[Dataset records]
# # # #

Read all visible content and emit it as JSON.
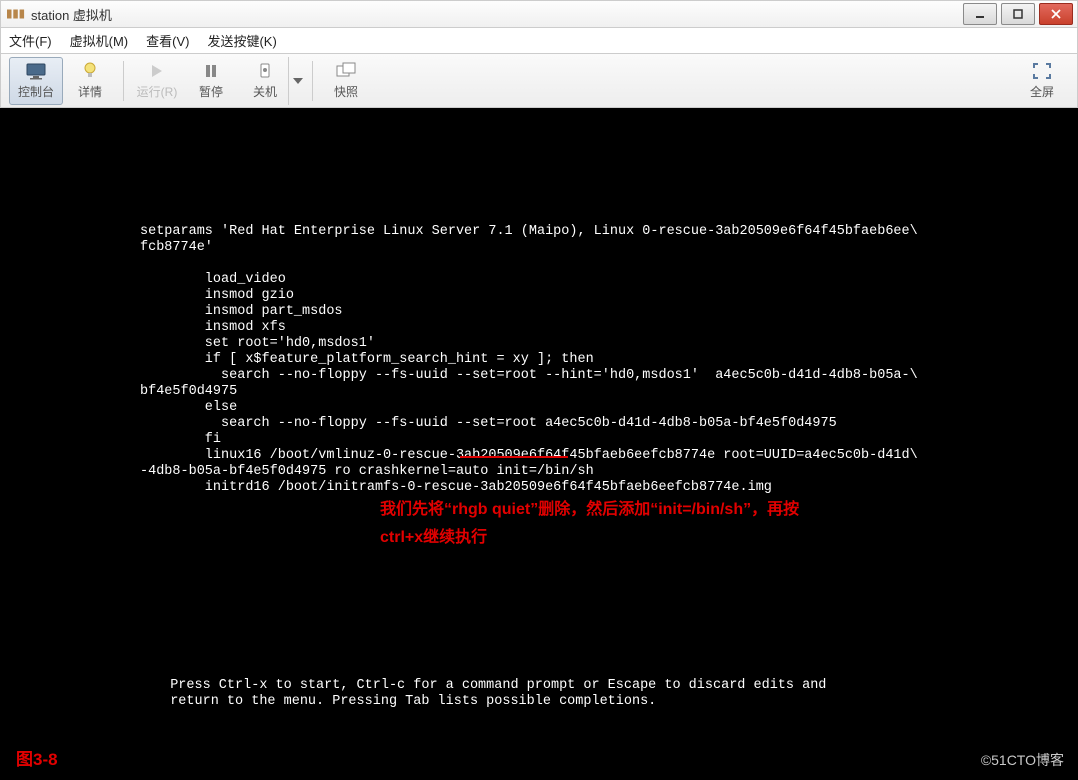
{
  "window": {
    "title": "station 虚拟机"
  },
  "menubar": {
    "file": "文件(F)",
    "vm": "虚拟机(M)",
    "view": "查看(V)",
    "sendkey": "发送按键(K)"
  },
  "toolbar": {
    "console": "控制台",
    "details": "详情",
    "run": "运行(R)",
    "pause": "暂停",
    "shutdown": "关机",
    "snapshot": "快照",
    "fullscreen": "全屏"
  },
  "terminal": {
    "body": "setparams 'Red Hat Enterprise Linux Server 7.1 (Maipo), Linux 0-rescue-3ab20509e6f64f45bfaeb6ee\\\nfcb8774e'\n\n        load_video\n        insmod gzio\n        insmod part_msdos\n        insmod xfs\n        set root='hd0,msdos1'\n        if [ x$feature_platform_search_hint = xy ]; then\n          search --no-floppy --fs-uuid --set=root --hint='hd0,msdos1'  a4ec5c0b-d41d-4db8-b05a-\\\nbf4e5f0d4975\n        else\n          search --no-floppy --fs-uuid --set=root a4ec5c0b-d41d-4db8-b05a-bf4e5f0d4975\n        fi\n        linux16 /boot/vmlinuz-0-rescue-3ab20509e6f64f45bfaeb6eefcb8774e root=UUID=a4ec5c0b-d41d\\\n-4db8-b05a-bf4e5f0d4975 ro crashkernel=auto init=/bin/sh\n        initrd16 /boot/initramfs-0-rescue-3ab20509e6f64f45bfaeb6eefcb8774e.img",
    "footer": "  Press Ctrl-x to start, Ctrl-c for a command prompt or Escape to discard edits and\n  return to the menu. Pressing Tab lists possible completions."
  },
  "annotation": {
    "line1": "我们先将“rhgb quiet”删除，然后添加“init=/bin/sh”，再按",
    "line2": "ctrl+x继续执行"
  },
  "figure_label": "图3-8",
  "watermark": "©51CTO博客"
}
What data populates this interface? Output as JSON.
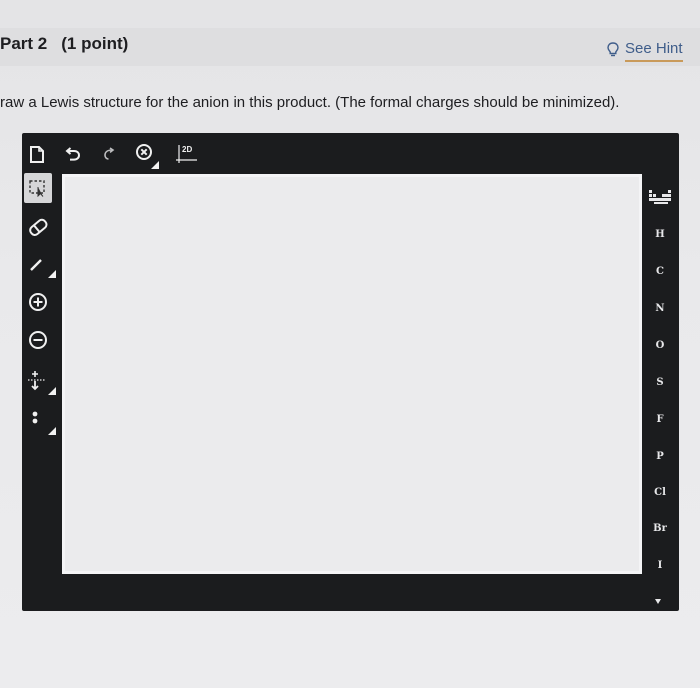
{
  "header": {
    "part_label": "Part 2",
    "points_label": "(1 point)",
    "hint_label": "See Hint"
  },
  "prompt": "raw a Lewis structure for the anion in this product. (The formal charges should be minimized).",
  "toolbar": {
    "top": [
      {
        "name": "new-document-icon"
      },
      {
        "name": "undo-icon"
      },
      {
        "name": "redo-icon"
      },
      {
        "name": "clear-icon"
      },
      {
        "name": "view-2d-button",
        "label": "2D"
      }
    ],
    "left": [
      {
        "name": "select-tool"
      },
      {
        "name": "eraser-tool"
      },
      {
        "name": "bond-tool"
      },
      {
        "name": "positive-charge-tool"
      },
      {
        "name": "negative-charge-tool"
      },
      {
        "name": "arrow-tool"
      },
      {
        "name": "lone-pair-tool"
      }
    ]
  },
  "elements": [
    "H",
    "C",
    "N",
    "O",
    "S",
    "F",
    "P",
    "Cl",
    "Br",
    "I"
  ],
  "colors": {
    "editor_bg": "#1b1c1e",
    "canvas_bg": "#ebebed",
    "hint_text": "#3f5d8a",
    "hint_underline": "#c99a5a"
  }
}
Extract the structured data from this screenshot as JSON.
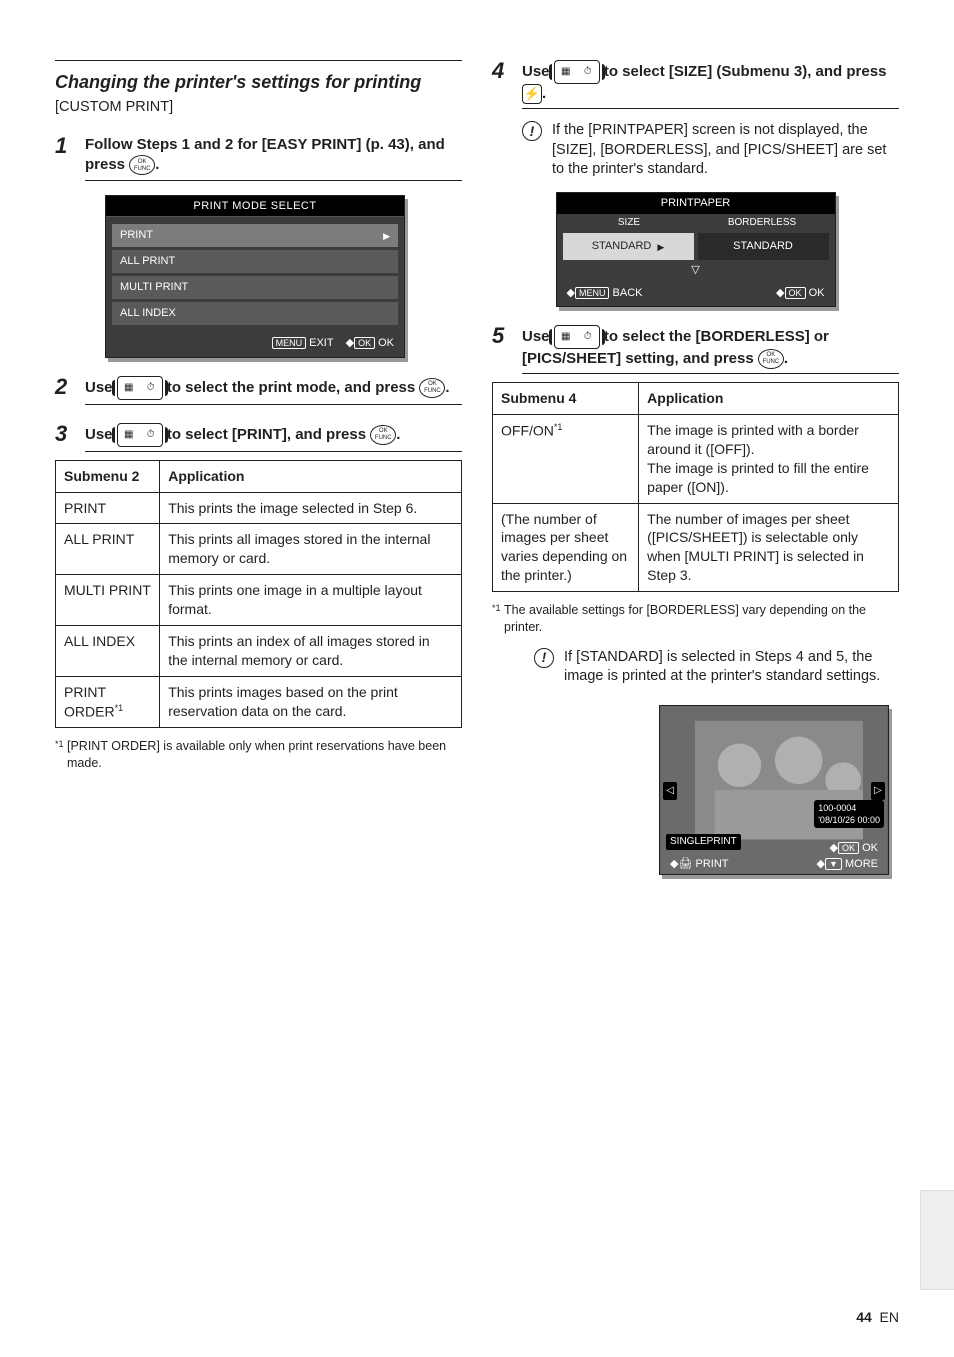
{
  "left": {
    "heading1": "Changing the printer's settings for printing",
    "heading1_sub": "[CUSTOM PRINT]",
    "step1_text_a": "Follow Steps 1 and 2 for [EASY PRINT] (p. 43), and press ",
    "step1_text_b": ".",
    "menu_title": "PRINT MODE SELECT",
    "menu_items": [
      "PRINT",
      "ALL PRINT",
      "MULTI PRINT",
      "ALL INDEX"
    ],
    "menu_foot_exit": "EXIT",
    "menu_foot_ok": "OK",
    "step2_text_a": "Use ",
    "step2_text_b": " to select the print mode, and press ",
    "step2_text_c": ".",
    "step3_text_a": "Use ",
    "step3_text_b": " to select [PRINT], and press ",
    "step3_text_c": ".",
    "table_hdr1": "Submenu 2",
    "table_hdr2": "Application",
    "table": [
      {
        "k": "PRINT",
        "v": "This prints the image selected in Step 6."
      },
      {
        "k": "ALL PRINT",
        "v": "This prints all images stored in the internal memory or card."
      },
      {
        "k": "MULTI PRINT",
        "v": "This prints one image in a multiple layout format."
      },
      {
        "k": "ALL INDEX",
        "v": "This prints an index of all images stored in the internal memory or card."
      },
      {
        "k": "PRINT ORDER*1",
        "v": "This prints images based on the print reservation data on the card."
      }
    ],
    "foot_sup": "*1",
    "foot_text": "[PRINT ORDER] is available only when print reservations have been made."
  },
  "right": {
    "step4_text_a": "Use ",
    "step4_text_b": " to select [SIZE] (Submenu 3), and press ",
    "step4_text_c": ".",
    "note1": "If the [PRINTPAPER] screen is not displayed, the [SIZE], [BORDERLESS], and [PICS/SHEET] are set to the printer's standard.",
    "paper_title": "PRINTPAPER",
    "paper_h1": "SIZE",
    "paper_h2": "BORDERLESS",
    "paper_v1": "STANDARD",
    "paper_v2": "STANDARD",
    "paper_back": "BACK",
    "paper_menu": "MENU",
    "paper_ok": "OK",
    "step5_text_a": "Use ",
    "step5_text_b": " to select the [BORDERLESS] or [PICS/SHEET] setting, and press ",
    "step5_text_c": ".",
    "table_hdr1": "Submenu 4",
    "table_hdr2": "Application",
    "row1_k": "OFF/ON*1",
    "row1_v": "The image is printed with a border around it ([OFF]).\nThe image is printed to fill the entire paper ([ON]).",
    "row2_k": "(The number of images per sheet varies depending on the printer.)",
    "row2_v": "The number of images per sheet ([PICS/SHEET]) is selectable only when [MULTI PRINT] is selected in Step 3.",
    "foot_sup": "*1",
    "foot_text": "The available settings for [BORDERLESS] vary depending on the printer.",
    "note2": "If [STANDARD] is selected in Steps 4 and 5, the image is printed at the printer's standard settings.",
    "photo_idx": "100-0004",
    "photo_date": "'08/10/26 00:00",
    "single_print": "SINGLEPRINT",
    "print_label": "PRINT",
    "more_label": "MORE",
    "page_num": "44",
    "page_label": "EN"
  }
}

# # # #

■ **REQUIRED TASK**:
Each line in the entries above that includes the string "selected" should be extracted.

■ **EXERCISE RESPONSE**:
        "v": "This prints the image selected in Step 6."
    "row2_v": "The number of images per sheet ([PICS/SHEET]) is selectable only when [MULTI PRINT] is selected in Step 3.",
    "note2": "If [STANDARD] is selected in Steps 4 and 5, the image is printed at the printer's standard settings.",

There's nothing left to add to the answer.